* OBJECTIVE *
Will you give every entry again exactly as it stands?
* Start RECORDS FOR THE EXERCISE *
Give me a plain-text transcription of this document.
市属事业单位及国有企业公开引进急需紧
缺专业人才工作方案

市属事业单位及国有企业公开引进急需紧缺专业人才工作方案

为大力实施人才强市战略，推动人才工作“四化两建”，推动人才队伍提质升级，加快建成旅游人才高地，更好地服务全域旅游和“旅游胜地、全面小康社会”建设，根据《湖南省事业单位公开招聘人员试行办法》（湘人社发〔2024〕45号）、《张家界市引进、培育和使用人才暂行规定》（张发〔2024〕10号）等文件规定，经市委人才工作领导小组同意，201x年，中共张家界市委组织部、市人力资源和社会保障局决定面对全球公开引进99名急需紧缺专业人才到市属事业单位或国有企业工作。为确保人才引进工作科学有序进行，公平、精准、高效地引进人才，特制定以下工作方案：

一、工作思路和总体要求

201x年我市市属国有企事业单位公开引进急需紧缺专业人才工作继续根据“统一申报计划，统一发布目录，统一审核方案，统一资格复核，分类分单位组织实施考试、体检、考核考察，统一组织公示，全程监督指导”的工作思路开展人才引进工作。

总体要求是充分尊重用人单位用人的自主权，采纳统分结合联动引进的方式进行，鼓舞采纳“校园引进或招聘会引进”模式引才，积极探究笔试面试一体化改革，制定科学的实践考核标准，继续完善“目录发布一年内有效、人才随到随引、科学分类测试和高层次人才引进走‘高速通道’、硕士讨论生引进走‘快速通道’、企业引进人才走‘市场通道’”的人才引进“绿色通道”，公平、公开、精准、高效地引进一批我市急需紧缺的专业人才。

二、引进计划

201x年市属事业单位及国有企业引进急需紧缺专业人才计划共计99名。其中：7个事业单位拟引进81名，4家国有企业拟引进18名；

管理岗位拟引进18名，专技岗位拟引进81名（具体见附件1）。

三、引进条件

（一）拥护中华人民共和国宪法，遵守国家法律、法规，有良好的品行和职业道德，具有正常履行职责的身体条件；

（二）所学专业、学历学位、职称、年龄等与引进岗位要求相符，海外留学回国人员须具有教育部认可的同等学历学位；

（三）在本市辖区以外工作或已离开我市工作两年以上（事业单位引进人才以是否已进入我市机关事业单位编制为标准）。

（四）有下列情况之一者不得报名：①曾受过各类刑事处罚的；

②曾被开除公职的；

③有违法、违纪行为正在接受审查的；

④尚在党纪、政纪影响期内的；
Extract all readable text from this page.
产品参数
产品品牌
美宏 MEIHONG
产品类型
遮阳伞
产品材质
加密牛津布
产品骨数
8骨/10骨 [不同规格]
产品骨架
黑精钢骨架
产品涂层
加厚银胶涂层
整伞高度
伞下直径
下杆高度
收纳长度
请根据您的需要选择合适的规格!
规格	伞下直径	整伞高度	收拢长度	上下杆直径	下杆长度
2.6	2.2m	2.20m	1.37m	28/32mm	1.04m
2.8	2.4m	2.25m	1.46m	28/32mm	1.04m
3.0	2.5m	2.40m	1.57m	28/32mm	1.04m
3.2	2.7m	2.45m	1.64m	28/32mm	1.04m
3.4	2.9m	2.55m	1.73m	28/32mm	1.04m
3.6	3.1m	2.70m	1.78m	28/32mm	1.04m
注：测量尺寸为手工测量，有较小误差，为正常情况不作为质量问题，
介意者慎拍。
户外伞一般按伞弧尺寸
* End RECORDS FOR THE EXERCISE *
* SOLVED EXERCISE *
Give me a plain-text transcription of this document.
市属事业单位及国有企业公开引进急需紧
缺专业人才工作方案

市属事业单位及国有企业公开引进急需紧缺专业人才工作方案

为大力实施人才强市战略，推动人才工作“四化两建”，推动人才队伍提质升级，加快建成旅游人才高地，更好地服务全域旅游和“旅游胜地、全面小康社会”建设，根据《湖南省事业单位公开招聘人员试行办法》（湘人社发〔2024〕45号）、《张家界市引进、培育和使用人才暂行规定》（张发〔2024〕10号）等文件规定，经市委人才工作领导小组同意，201x年，中共张家界市委组织部、市人力资源和社会保障局决定面对全球公开引进99名急需紧缺专业人才到市属事业单位或国有企业工作。为确保人才引进工作科学有序进行，公平、精准、高效地引进人才，特制定以下工作方案：

一、工作思路和总体要求

201x年我市市属国有企事业单位公开引进急需紧缺专业人才工作继续根据“统一申报计划，统一发布目录，统一审核方案，统一资格复核，分类分单位组织实施考试、体检、考核考察，统一组织公示，全程监督指导”的工作思路开展人才引进工作。

总体要求是充分尊重用人单位用人的自主权，采纳统分结合联动引进的方式进行，鼓舞采纳“校园引进或招聘会引进”模式引才，积极探究笔试面试一体化改革，制定科学的实践考核标准，继续完善“目录发布一年内有效、人才随到随引、科学分类测试和高层次人才引进走‘高速通道’、硕士讨论生引进走‘快速通道’、企业引进人才走‘市场通道’”的人才引进“绿色通道”，公平、公开、精准、高效地引进一批我市急需紧缺的专业人才。

二、引进计划

201x年市属事业单位及国有企业引进急需紧缺专业人才计划共计99名。其中：7个事业单位拟引进81名，4家国有企业拟引进18名；

管理岗位拟引进18名，专技岗位拟引进81名（具体见附件1）。

三、引进条件

（一）拥护中华人民共和国宪法，遵守国家法律、法规，有良好的品行和职业道德，具有正常履行职责的身体条件；

（二）所学专业、学历学位、职称、年龄等与引进岗位要求相符，海外留学回国人员须具有教育部认可的同等学历学位；

（三）在本市辖区以外工作或已离开我市工作两年以上（事业单位引进人才以是否已进入我市机关事业单位编制为标准）。

（四）有下列情况之一者不得报名：①曾受过各类刑事处罚的；

②曾被开除公职的；

③有违法、违纪行为正在接受审查的；

④尚在党纪、政纪影响期内的；
Extract all readable text from this page.
产品参数
产品品牌
美宏 MEIHONG
产品类型
遮阳伞
产品材质
加密牛津布
产品骨数
8骨/10骨 [不同规格]
产品骨架
黑精钢骨架
产品涂层
加厚银胶涂层
整伞高度
伞下直径
下杆高度
收纳长度
请根据您的需要选择合适的规格!
规格	伞下直径	整伞高度	收拢长度	上下杆直径	下杆长度
2.6	2.2m	2.20m	1.37m	28/32mm	1.04m
2.8	2.4m	2.25m	1.46m	28/32mm	1.04m
3.0	2.5m	2.40m	1.57m	28/32mm	1.04m
3.2	2.7m	2.45m	1.64m	28/32mm	1.04m
3.4	2.9m	2.55m	1.73m	28/32mm	1.04m
3.6	3.1m	2.70m	1.78m	28/32mm	1.04m
注：测量尺寸为手工测量，有较小误差，为正常情况不作为质量问题，
介意者慎拍。
户外伞一般按伞弧尺寸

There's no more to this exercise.